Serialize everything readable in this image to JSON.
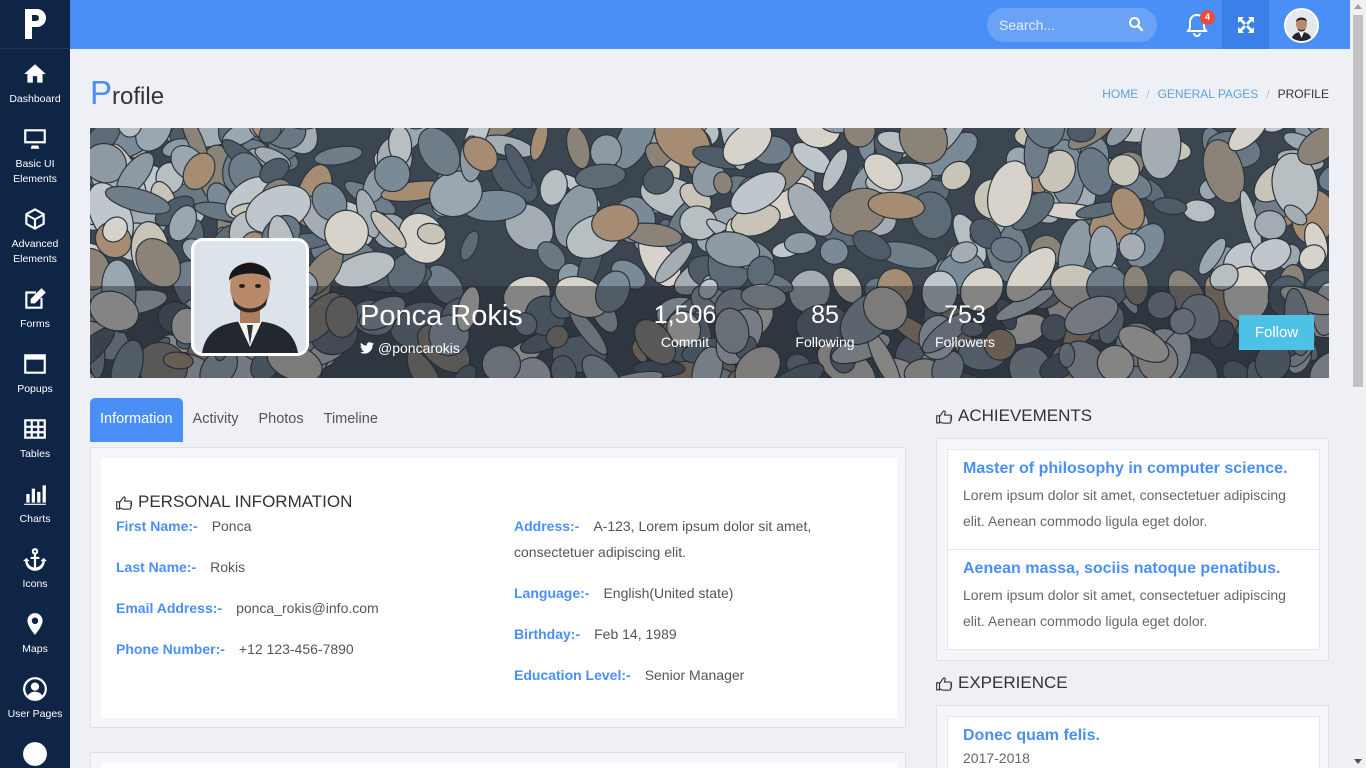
{
  "sidebar": {
    "items": [
      {
        "label": "Dashboard",
        "icon": "home-icon"
      },
      {
        "label": "Basic UI Elements",
        "icon": "monitor-icon"
      },
      {
        "label": "Advanced Elements",
        "icon": "cube-icon"
      },
      {
        "label": "Forms",
        "icon": "edit-icon"
      },
      {
        "label": "Popups",
        "icon": "window-icon"
      },
      {
        "label": "Tables",
        "icon": "table-icon"
      },
      {
        "label": "Charts",
        "icon": "bar-chart-icon"
      },
      {
        "label": "Icons",
        "icon": "anchor-icon"
      },
      {
        "label": "Maps",
        "icon": "map-pin-icon"
      },
      {
        "label": "User Pages",
        "icon": "user-circle-icon"
      }
    ]
  },
  "topbar": {
    "search_placeholder": "Search...",
    "notification_count": "4"
  },
  "page": {
    "title_first": "P",
    "title_rest": "rofile",
    "breadcrumb": [
      "HOME",
      "GENERAL PAGES",
      "PROFILE"
    ]
  },
  "profile": {
    "name": "Ponca Rokis",
    "handle": "@poncarokis",
    "stats": [
      {
        "value": "1,506",
        "label": "Commit"
      },
      {
        "value": "85",
        "label": "Following"
      },
      {
        "value": "753",
        "label": "Followers"
      }
    ],
    "follow_label": "Follow"
  },
  "tabs": [
    "Information",
    "Activity",
    "Photos",
    "Timeline"
  ],
  "personal": {
    "title": "PERSONAL INFORMATION",
    "first_name": {
      "key": "First Name:-",
      "value": "Ponca"
    },
    "last_name": {
      "key": "Last Name:-",
      "value": "Rokis"
    },
    "email": {
      "key": "Email Address:-",
      "value": "ponca_rokis@info.com"
    },
    "phone": {
      "key": "Phone Number:-",
      "value": "+12 123-456-7890"
    },
    "address": {
      "key": "Address:-",
      "value": "A-123, Lorem ipsum dolor sit amet, consectetuer adipiscing elit."
    },
    "language": {
      "key": "Language:-",
      "value": "English(United state)"
    },
    "birthday": {
      "key": "Birthday:-",
      "value": "Feb 14, 1989"
    },
    "education": {
      "key": "Education Level:-",
      "value": "Senior Manager"
    }
  },
  "achievements": {
    "title": "ACHIEVEMENTS",
    "items": [
      {
        "title": "Master of philosophy in computer science.",
        "text": "Lorem ipsum dolor sit amet, consectetuer adipiscing elit. Aenean commodo ligula eget dolor."
      },
      {
        "title": "Aenean massa, sociis natoque penatibus.",
        "text": "Lorem ipsum dolor sit amet, consectetuer adipiscing elit. Aenean commodo ligula eget dolor."
      }
    ]
  },
  "experience": {
    "title": "EXPERIENCE",
    "items": [
      {
        "title": "Donec quam felis.",
        "period": "2017-2018"
      }
    ]
  },
  "colors": {
    "sidebar": "#0f2545",
    "topbar": "#4a8ff5",
    "accent": "#4a8ff5",
    "follow": "#4ec1e6",
    "badge": "#e94b3c"
  }
}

= = = = =

- TASK STATEMENT -
Pictures are excluded; copy all other data exactly as shown.

- FULL RESPONSE -
Serialize everything readable in this image to JSON.
{
  "sidebar": {
    "items": [
      {
        "label": "Dashboard",
        "icon": "home-icon"
      },
      {
        "label": "Basic UI Elements",
        "icon": "monitor-icon"
      },
      {
        "label": "Advanced Elements",
        "icon": "cube-icon"
      },
      {
        "label": "Forms",
        "icon": "edit-icon"
      },
      {
        "label": "Popups",
        "icon": "window-icon"
      },
      {
        "label": "Tables",
        "icon": "table-icon"
      },
      {
        "label": "Charts",
        "icon": "bar-chart-icon"
      },
      {
        "label": "Icons",
        "icon": "anchor-icon"
      },
      {
        "label": "Maps",
        "icon": "map-pin-icon"
      },
      {
        "label": "User Pages",
        "icon": "user-circle-icon"
      }
    ]
  },
  "topbar": {
    "search_placeholder": "Search...",
    "notification_count": "4"
  },
  "page": {
    "title_first": "P",
    "title_rest": "rofile",
    "breadcrumb": [
      "HOME",
      "GENERAL PAGES",
      "PROFILE"
    ]
  },
  "profile": {
    "name": "Ponca Rokis",
    "handle": "@poncarokis",
    "stats": [
      {
        "value": "1,506",
        "label": "Commit"
      },
      {
        "value": "85",
        "label": "Following"
      },
      {
        "value": "753",
        "label": "Followers"
      }
    ],
    "follow_label": "Follow"
  },
  "tabs": [
    "Information",
    "Activity",
    "Photos",
    "Timeline"
  ],
  "personal": {
    "title": "PERSONAL INFORMATION",
    "first_name": {
      "key": "First Name:-",
      "value": "Ponca"
    },
    "last_name": {
      "key": "Last Name:-",
      "value": "Rokis"
    },
    "email": {
      "key": "Email Address:-",
      "value": "ponca_rokis@info.com"
    },
    "phone": {
      "key": "Phone Number:-",
      "value": "+12 123-456-7890"
    },
    "address": {
      "key": "Address:-",
      "value": "A-123, Lorem ipsum dolor sit amet, consectetuer adipiscing elit."
    },
    "language": {
      "key": "Language:-",
      "value": "English(United state)"
    },
    "birthday": {
      "key": "Birthday:-",
      "value": "Feb 14, 1989"
    },
    "education": {
      "key": "Education Level:-",
      "value": "Senior Manager"
    }
  },
  "achievements": {
    "title": "ACHIEVEMENTS",
    "items": [
      {
        "title": "Master of philosophy in computer science.",
        "text": "Lorem ipsum dolor sit amet, consectetuer adipiscing elit. Aenean commodo ligula eget dolor."
      },
      {
        "title": "Aenean massa, sociis natoque penatibus.",
        "text": "Lorem ipsum dolor sit amet, consectetuer adipiscing elit. Aenean commodo ligula eget dolor."
      }
    ]
  },
  "experience": {
    "title": "EXPERIENCE",
    "items": [
      {
        "title": "Donec quam felis.",
        "period": "2017-2018"
      }
    ]
  },
  "colors": {
    "sidebar": "#0f2545",
    "topbar": "#4a8ff5",
    "accent": "#4a8ff5",
    "follow": "#4ec1e6",
    "badge": "#e94b3c"
  }
}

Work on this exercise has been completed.